* _WHAT NEEDS TO BE DONE_:
All of the data should be repeated exactly; pictures are not part of the copy.

Data items:
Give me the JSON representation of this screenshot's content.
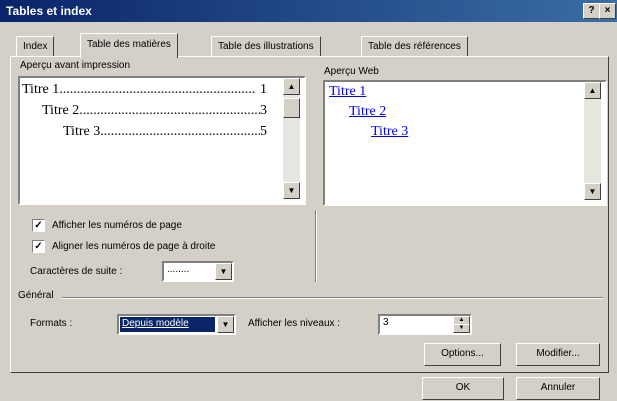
{
  "window": {
    "title": "Tables et index",
    "help_label": "?",
    "close_label": "×"
  },
  "tabs": [
    {
      "label": "Index"
    },
    {
      "label": "Table des matières"
    },
    {
      "label": "Table des illustrations"
    },
    {
      "label": "Table des références"
    }
  ],
  "print_preview": {
    "label": "Aperçu avant impression",
    "lines": [
      {
        "text": "Titre 1",
        "page": "1"
      },
      {
        "text": "Titre 2",
        "page": "3"
      },
      {
        "text": "Titre 3",
        "page": "5"
      }
    ]
  },
  "web_preview": {
    "label": "Aperçu Web",
    "links": [
      "Titre 1",
      "Titre 2",
      "Titre 3"
    ]
  },
  "options": {
    "show_page_numbers": {
      "label": "Afficher les numéros de page",
      "checked": true
    },
    "align_right": {
      "label": "Aligner les numéros de page à droite",
      "checked": true
    },
    "leader_label": "Caractères de suite :",
    "leader_value": "........"
  },
  "general": {
    "label": "Général",
    "formats_label": "Formats :",
    "formats_value": "Depuis modèle",
    "levels_label": "Afficher les niveaux :",
    "levels_value": "3"
  },
  "buttons": {
    "options": "Options...",
    "modify": "Modifier...",
    "ok": "OK",
    "cancel": "Annuler"
  },
  "icons": {
    "up": "▲",
    "down": "▼",
    "check": "✓"
  }
}
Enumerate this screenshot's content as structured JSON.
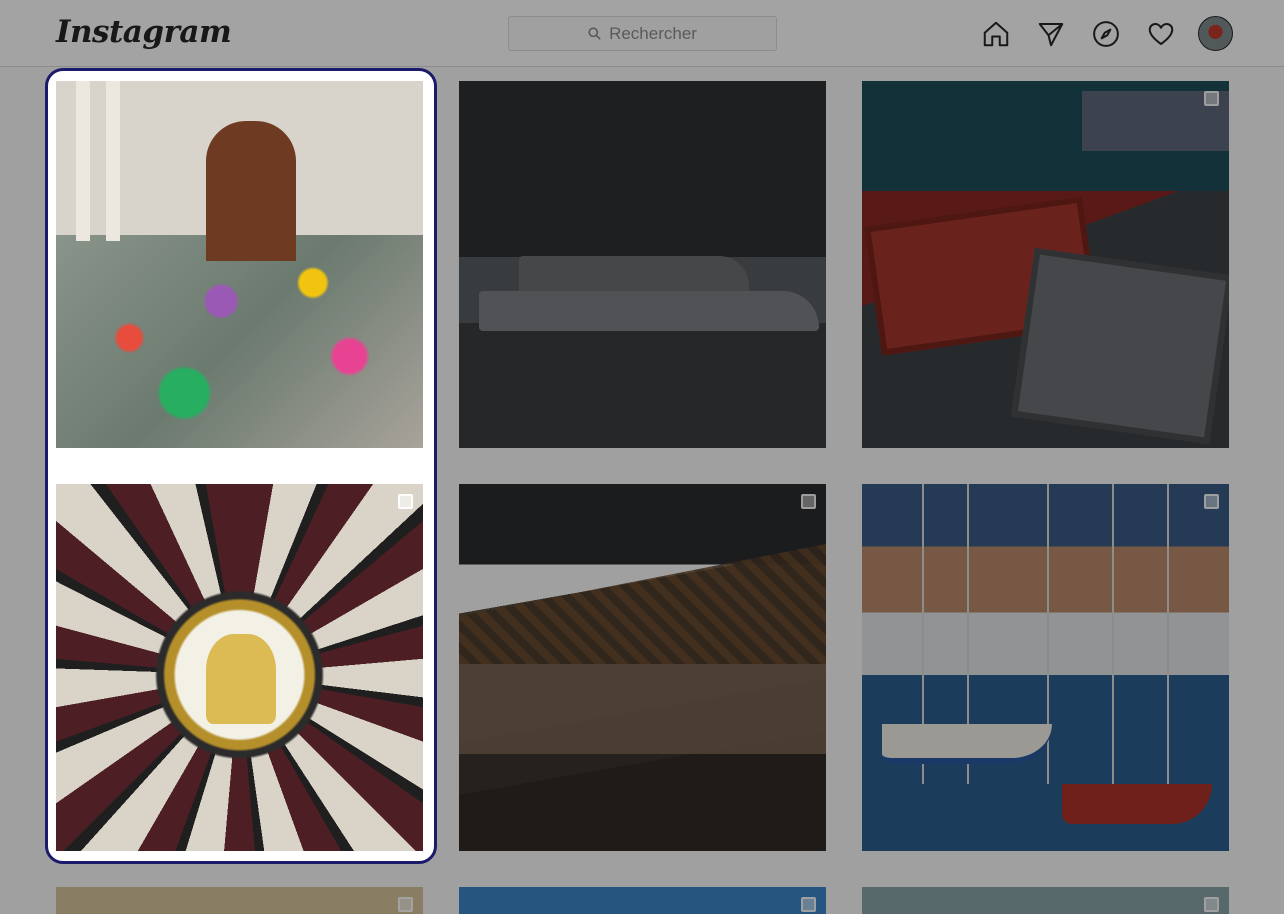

* _ANSWER TO THE PROBLEM_:
Give me the JSON representation of this screenshot's content.
{
  "window": {
    "title": "Tables et index",
    "help_label": "?",
    "close_label": "×"
  },
  "tabs": [
    {
      "label": "Index"
    },
    {
      "label": "Table des matières"
    },
    {
      "label": "Table des illustrations"
    },
    {
      "label": "Table des références"
    }
  ],
  "print_preview": {
    "label": "Aperçu avant impression",
    "lines": [
      {
        "text": "Titre 1",
        "page": "1"
      },
      {
        "text": "Titre 2",
        "page": "3"
      },
      {
        "text": "Titre 3",
        "page": "5"
      }
    ]
  },
  "web_preview": {
    "label": "Aperçu Web",
    "links": [
      "Titre 1",
      "Titre 2",
      "Titre 3"
    ]
  },
  "options": {
    "show_page_numbers": {
      "label": "Afficher les numéros de page",
      "checked": true
    },
    "align_right": {
      "label": "Aligner les numéros de page à droite",
      "checked": true
    },
    "leader_label": "Caractères de suite :",
    "leader_value": "........"
  },
  "general": {
    "label": "Général",
    "formats_label": "Formats :",
    "formats_value": "Depuis modèle",
    "levels_label": "Afficher les niveaux :",
    "levels_value": "3"
  },
  "buttons": {
    "options": "Options...",
    "modify": "Modifier...",
    "ok": "OK",
    "cancel": "Annuler"
  },
  "icons": {
    "up": "▲",
    "down": "▼",
    "check": "✓"
  }
}
Enumerate this screenshot's content as structured JSON.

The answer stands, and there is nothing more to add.